Data records
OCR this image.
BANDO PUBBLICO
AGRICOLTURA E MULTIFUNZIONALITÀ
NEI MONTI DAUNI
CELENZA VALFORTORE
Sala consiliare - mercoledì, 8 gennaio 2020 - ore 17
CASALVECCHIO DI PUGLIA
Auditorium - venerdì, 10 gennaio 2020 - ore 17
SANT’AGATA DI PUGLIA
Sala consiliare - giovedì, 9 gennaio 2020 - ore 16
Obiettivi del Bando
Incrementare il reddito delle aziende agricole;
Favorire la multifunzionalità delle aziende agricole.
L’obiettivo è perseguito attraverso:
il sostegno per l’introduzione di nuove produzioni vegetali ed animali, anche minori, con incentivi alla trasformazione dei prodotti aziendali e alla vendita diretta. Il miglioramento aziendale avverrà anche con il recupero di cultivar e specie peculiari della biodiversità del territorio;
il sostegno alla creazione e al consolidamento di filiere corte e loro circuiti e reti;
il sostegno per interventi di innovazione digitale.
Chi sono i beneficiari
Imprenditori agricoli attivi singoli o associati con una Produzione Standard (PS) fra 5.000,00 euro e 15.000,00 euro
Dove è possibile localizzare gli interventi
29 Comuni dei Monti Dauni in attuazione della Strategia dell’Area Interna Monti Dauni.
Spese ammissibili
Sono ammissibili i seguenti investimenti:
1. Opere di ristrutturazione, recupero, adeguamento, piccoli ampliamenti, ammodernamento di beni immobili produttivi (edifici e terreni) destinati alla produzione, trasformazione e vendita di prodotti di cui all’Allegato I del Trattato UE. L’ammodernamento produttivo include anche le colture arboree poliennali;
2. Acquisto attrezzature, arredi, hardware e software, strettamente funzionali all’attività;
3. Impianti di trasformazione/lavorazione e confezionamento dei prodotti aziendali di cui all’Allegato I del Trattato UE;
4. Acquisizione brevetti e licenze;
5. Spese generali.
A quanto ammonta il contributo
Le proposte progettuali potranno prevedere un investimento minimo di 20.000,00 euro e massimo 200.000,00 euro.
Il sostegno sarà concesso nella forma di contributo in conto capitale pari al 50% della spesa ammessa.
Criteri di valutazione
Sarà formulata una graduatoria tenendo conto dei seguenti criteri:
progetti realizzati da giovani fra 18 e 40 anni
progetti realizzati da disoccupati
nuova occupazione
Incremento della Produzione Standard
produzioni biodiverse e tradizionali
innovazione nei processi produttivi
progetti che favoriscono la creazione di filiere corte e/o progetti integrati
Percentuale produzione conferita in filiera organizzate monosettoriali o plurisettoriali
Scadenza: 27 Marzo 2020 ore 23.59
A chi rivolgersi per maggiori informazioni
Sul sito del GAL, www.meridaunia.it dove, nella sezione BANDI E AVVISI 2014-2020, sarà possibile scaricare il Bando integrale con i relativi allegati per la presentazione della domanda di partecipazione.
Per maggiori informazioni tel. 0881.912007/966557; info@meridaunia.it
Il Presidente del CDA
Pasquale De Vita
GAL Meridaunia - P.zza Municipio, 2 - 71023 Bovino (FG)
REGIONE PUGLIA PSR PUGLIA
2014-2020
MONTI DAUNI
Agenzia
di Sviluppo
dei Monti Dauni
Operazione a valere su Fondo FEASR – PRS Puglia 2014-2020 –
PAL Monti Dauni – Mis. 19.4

*Your goal*: Reproduce the material above exactly; please quote every line of it.

*Task answer*:
OCR this image.
BANDO PUBBLICO
AGRICOLTURA E MULTIFUNZIONALITÀ
NEI MONTI DAUNI
CELENZA VALFORTORE
Sala consiliare - mercoledì, 8 gennaio 2020 - ore 17
CASALVECCHIO DI PUGLIA
Auditorium - venerdì, 10 gennaio 2020 - ore 17
SANT’AGATA DI PUGLIA
Sala consiliare - giovedì, 9 gennaio 2020 - ore 16
Obiettivi del Bando
Incrementare il reddito delle aziende agricole;
Favorire la multifunzionalità delle aziende agricole.
L’obiettivo è perseguito attraverso:
il sostegno per l’introduzione di nuove produzioni vegetali ed animali, anche minori, con incentivi alla trasformazione dei prodotti aziendali e alla vendita diretta. Il miglioramento aziendale avverrà anche con il recupero di cultivar e specie peculiari della biodiversità del territorio;
il sostegno alla creazione e al consolidamento di filiere corte e loro circuiti e reti;
il sostegno per interventi di innovazione digitale.
Chi sono i beneficiari
Imprenditori agricoli attivi singoli o associati con una Produzione Standard (PS) fra 5.000,00 euro e 15.000,00 euro
Dove è possibile localizzare gli interventi
29 Comuni dei Monti Dauni in attuazione della Strategia dell’Area Interna Monti Dauni.
Spese ammissibili
Sono ammissibili i seguenti investimenti:
1. Opere di ristrutturazione, recupero, adeguamento, piccoli ampliamenti, ammodernamento di beni immobili produttivi (edifici e terreni) destinati alla produzione, trasformazione e vendita di prodotti di cui all’Allegato I del Trattato UE. L’ammodernamento produttivo include anche le colture arboree poliennali;
2. Acquisto attrezzature, arredi, hardware e software, strettamente funzionali all’attività;
3. Impianti di trasformazione/lavorazione e confezionamento dei prodotti aziendali di cui all’Allegato I del Trattato UE;
4. Acquisizione brevetti e licenze;
5. Spese generali.
A quanto ammonta il contributo
Le proposte progettuali potranno prevedere un investimento minimo di 20.000,00 euro e massimo 200.000,00 euro.
Il sostegno sarà concesso nella forma di contributo in conto capitale pari al 50% della spesa ammessa.
Criteri di valutazione
Sarà formulata una graduatoria tenendo conto dei seguenti criteri:
progetti realizzati da giovani fra 18 e 40 anni
progetti realizzati da disoccupati
nuova occupazione
Incremento della Produzione Standard
produzioni biodiverse e tradizionali
innovazione nei processi produttivi
progetti che favoriscono la creazione di filiere corte e/o progetti integrati
Percentuale produzione conferita in filiera organizzate monosettoriali o plurisettoriali
Scadenza: 27 Marzo 2020 ore 23.59
A chi rivolgersi per maggiori informazioni
Sul sito del GAL, www.meridaunia.it dove, nella sezione BANDI E AVVISI 2014-2020, sarà possibile scaricare il Bando integrale con i relativi allegati per la presentazione della domanda di partecipazione.
Per maggiori informazioni tel. 0881.912007/966557; info@meridaunia.it
Il Presidente del CDA
Pasquale De Vita
GAL Meridaunia - P.zza Municipio, 2 - 71023 Bovino (FG)
REGIONE PUGLIA PSR PUGLIA
2014-2020
MONTI DAUNI
Agenzia
di Sviluppo
dei Monti Dauni
Operazione a valere su Fondo FEASR – PRS Puglia 2014-2020 –
PAL Monti Dauni – Mis. 19.4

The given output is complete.